**Given instruction:** Only lines holding the word "парадным" should be copied from the material.

╔══

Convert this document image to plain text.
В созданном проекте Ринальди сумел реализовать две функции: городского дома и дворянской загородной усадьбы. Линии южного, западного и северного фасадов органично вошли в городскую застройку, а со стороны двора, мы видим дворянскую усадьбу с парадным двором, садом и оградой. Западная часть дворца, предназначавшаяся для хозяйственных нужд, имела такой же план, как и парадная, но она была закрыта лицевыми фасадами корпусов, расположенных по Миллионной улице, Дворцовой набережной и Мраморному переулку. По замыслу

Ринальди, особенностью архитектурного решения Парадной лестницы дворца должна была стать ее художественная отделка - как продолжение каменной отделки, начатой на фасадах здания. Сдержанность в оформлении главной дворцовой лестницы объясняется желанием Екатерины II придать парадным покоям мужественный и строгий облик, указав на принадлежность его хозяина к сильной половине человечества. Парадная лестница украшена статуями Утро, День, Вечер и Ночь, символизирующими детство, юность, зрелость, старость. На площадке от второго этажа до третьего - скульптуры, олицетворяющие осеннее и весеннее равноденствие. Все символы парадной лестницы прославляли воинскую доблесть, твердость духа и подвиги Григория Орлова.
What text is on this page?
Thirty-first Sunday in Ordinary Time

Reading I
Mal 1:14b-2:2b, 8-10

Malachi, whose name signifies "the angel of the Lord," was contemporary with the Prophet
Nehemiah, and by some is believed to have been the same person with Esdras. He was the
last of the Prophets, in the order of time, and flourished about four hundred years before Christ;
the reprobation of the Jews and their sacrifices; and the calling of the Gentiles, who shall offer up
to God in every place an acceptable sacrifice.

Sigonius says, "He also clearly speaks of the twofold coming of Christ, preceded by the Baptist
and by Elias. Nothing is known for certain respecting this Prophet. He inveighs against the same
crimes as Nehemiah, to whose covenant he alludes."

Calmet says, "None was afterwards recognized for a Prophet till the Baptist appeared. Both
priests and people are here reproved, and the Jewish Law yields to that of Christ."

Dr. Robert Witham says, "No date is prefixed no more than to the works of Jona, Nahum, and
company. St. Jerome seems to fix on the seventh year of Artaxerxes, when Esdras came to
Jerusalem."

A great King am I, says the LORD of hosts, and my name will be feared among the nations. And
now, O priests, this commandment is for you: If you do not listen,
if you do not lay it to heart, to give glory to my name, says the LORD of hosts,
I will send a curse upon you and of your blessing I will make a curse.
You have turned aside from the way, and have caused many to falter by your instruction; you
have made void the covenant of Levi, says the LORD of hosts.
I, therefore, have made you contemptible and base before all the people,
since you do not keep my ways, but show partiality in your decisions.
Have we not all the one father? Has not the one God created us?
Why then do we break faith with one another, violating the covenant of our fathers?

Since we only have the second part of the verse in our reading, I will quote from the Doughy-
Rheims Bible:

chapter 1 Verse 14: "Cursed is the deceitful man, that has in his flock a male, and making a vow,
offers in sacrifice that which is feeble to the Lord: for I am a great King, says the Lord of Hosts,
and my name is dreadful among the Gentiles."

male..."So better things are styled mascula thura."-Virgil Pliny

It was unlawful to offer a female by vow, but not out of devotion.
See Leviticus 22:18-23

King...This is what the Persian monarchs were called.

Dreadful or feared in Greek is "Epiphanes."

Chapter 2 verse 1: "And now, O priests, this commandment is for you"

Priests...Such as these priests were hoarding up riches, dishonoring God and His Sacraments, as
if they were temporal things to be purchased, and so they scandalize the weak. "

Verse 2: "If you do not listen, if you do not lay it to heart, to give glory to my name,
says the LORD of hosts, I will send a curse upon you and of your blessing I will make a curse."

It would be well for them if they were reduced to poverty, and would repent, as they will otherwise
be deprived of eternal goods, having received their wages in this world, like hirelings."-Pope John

╚══

**Full response:**
В созданном проекте Ринальди сумел реализовать две функции: городского дома и дворянской загородной усадьбы. Линии южного, западного и северного фасадов органично вошли в городскую застройку, а со стороны двора, мы видим дворянскую усадьбу с парадным двором, садом и оградой. Западная часть дворца, предназначавшаяся для хозяйственных нужд, имела такой же план, как и парадная, но она была закрыта лицевыми фасадами корпусов, расположенных по Миллионной улице, Дворцовой набережной и Мраморному переулку. По замыслу
Ринальди, особенностью архитектурного решения Парадной лестницы дворца должна была стать ее художественная отделка - как продолжение каменной отделки, начатой на фасадах здания. Сдержанность в оформлении главной дворцовой лестницы объясняется желанием Екатерины II придать парадным покоям мужественный и строгий облик, указав на принадлежность его хозяина к сильной половине человечества. Парадная лестница украшена статуями Утро, День, Вечер и Ночь, символизирующими детство, юность, зрелость, старость. На площадке от второго этажа до третьего - скульптуры, олицетворяющие осеннее и весеннее равноденствие. Все символы парадной лестницы прославляли воинскую доблесть, твердость духа и подвиги Григория Орлова.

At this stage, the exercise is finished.